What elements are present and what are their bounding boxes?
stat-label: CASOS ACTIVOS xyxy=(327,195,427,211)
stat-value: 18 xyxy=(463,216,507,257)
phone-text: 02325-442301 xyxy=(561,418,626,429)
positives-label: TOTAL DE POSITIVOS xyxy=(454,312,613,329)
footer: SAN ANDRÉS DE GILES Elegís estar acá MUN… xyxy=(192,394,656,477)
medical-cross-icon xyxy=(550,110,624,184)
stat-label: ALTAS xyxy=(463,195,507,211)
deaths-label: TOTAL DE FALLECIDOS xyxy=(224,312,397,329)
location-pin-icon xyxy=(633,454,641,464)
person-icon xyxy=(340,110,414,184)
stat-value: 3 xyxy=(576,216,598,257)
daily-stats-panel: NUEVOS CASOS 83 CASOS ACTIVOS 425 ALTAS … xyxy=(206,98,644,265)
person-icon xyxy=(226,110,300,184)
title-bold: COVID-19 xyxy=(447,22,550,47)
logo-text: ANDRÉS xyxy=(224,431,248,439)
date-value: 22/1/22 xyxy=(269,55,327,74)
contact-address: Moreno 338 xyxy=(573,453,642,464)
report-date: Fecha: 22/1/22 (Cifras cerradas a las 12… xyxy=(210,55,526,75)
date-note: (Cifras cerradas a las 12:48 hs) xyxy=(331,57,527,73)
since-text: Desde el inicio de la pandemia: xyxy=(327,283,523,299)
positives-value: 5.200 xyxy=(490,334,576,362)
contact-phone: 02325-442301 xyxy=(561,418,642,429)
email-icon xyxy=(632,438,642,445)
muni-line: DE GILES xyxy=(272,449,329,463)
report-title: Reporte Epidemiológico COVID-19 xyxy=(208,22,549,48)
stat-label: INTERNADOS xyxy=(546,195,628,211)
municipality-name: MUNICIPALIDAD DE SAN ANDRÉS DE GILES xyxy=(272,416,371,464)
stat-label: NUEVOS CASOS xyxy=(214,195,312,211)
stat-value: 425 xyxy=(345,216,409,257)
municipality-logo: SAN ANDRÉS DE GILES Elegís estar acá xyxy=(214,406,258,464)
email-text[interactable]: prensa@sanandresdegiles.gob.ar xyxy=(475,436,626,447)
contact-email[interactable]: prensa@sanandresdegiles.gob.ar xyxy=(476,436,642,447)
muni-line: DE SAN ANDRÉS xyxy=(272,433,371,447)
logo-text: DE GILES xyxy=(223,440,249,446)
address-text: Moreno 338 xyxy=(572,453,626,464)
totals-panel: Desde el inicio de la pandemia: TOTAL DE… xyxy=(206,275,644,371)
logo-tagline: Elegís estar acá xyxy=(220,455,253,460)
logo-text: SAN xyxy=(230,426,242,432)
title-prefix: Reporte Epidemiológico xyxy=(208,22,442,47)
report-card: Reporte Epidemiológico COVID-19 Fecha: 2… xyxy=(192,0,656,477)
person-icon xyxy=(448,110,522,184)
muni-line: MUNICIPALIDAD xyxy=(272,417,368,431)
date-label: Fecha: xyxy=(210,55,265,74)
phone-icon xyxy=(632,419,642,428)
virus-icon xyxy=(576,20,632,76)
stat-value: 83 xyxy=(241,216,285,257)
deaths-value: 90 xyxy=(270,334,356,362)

## DESCRIPTION OF THE TASK
The full listing above needs to be retyped exactly.

## RESPONSE BOX
What elements are present and what are their bounding boxes?
stat-label: CASOS ACTIVOS xyxy=(327,195,427,211)
stat-value: 18 xyxy=(463,216,507,257)
phone-text: 02325-442301 xyxy=(561,418,626,429)
positives-label: TOTAL DE POSITIVOS xyxy=(454,312,613,329)
footer: SAN ANDRÉS DE GILES Elegís estar acá MUN… xyxy=(192,394,656,477)
medical-cross-icon xyxy=(550,110,624,184)
stat-label: ALTAS xyxy=(463,195,507,211)
deaths-label: TOTAL DE FALLECIDOS xyxy=(224,312,397,329)
location-pin-icon xyxy=(633,454,641,464)
person-icon xyxy=(340,110,414,184)
stat-value: 3 xyxy=(576,216,598,257)
daily-stats-panel: NUEVOS CASOS 83 CASOS ACTIVOS 425 ALTAS … xyxy=(206,98,644,265)
person-icon xyxy=(226,110,300,184)
title-bold: COVID-19 xyxy=(447,22,550,47)
logo-text: ANDRÉS xyxy=(224,431,248,439)
date-value: 22/1/22 xyxy=(269,55,327,74)
contact-address: Moreno 338 xyxy=(573,453,642,464)
report-date: Fecha: 22/1/22 (Cifras cerradas a las 12… xyxy=(210,55,526,75)
date-note: (Cifras cerradas a las 12:48 hs) xyxy=(331,57,527,73)
since-text: Desde el inicio de la pandemia: xyxy=(327,283,523,299)
positives-value: 5.200 xyxy=(490,334,576,362)
contact-phone: 02325-442301 xyxy=(561,418,642,429)
email-icon xyxy=(632,438,642,445)
muni-line: DE GILES xyxy=(272,449,329,463)
report-title: Reporte Epidemiológico COVID-19 xyxy=(208,22,549,48)
stat-label: INTERNADOS xyxy=(546,195,628,211)
municipality-name: MUNICIPALIDAD DE SAN ANDRÉS DE GILES xyxy=(272,416,371,464)
stat-label: NUEVOS CASOS xyxy=(214,195,312,211)
stat-value: 425 xyxy=(345,216,409,257)
municipality-logo: SAN ANDRÉS DE GILES Elegís estar acá xyxy=(214,406,258,464)
email-text[interactable]: prensa@sanandresdegiles.gob.ar xyxy=(475,436,626,447)
contact-email[interactable]: prensa@sanandresdegiles.gob.ar xyxy=(476,436,642,447)
muni-line: DE SAN ANDRÉS xyxy=(272,433,371,447)
logo-text: DE GILES xyxy=(223,440,249,446)
address-text: Moreno 338 xyxy=(572,453,626,464)
totals-panel: Desde el inicio de la pandemia: TOTAL DE… xyxy=(206,275,644,371)
logo-tagline: Elegís estar acá xyxy=(220,455,253,460)
logo-text: SAN xyxy=(230,426,242,432)
title-prefix: Reporte Epidemiológico xyxy=(208,22,442,47)
report-card: Reporte Epidemiológico COVID-19 Fecha: 2… xyxy=(192,0,656,477)
person-icon xyxy=(448,110,522,184)
muni-line: MUNICIPALIDAD xyxy=(272,417,368,431)
date-label: Fecha: xyxy=(210,55,265,74)
phone-icon xyxy=(632,419,642,428)
virus-icon xyxy=(576,20,632,76)
stat-value: 83 xyxy=(241,216,285,257)
deaths-value: 90 xyxy=(270,334,356,362)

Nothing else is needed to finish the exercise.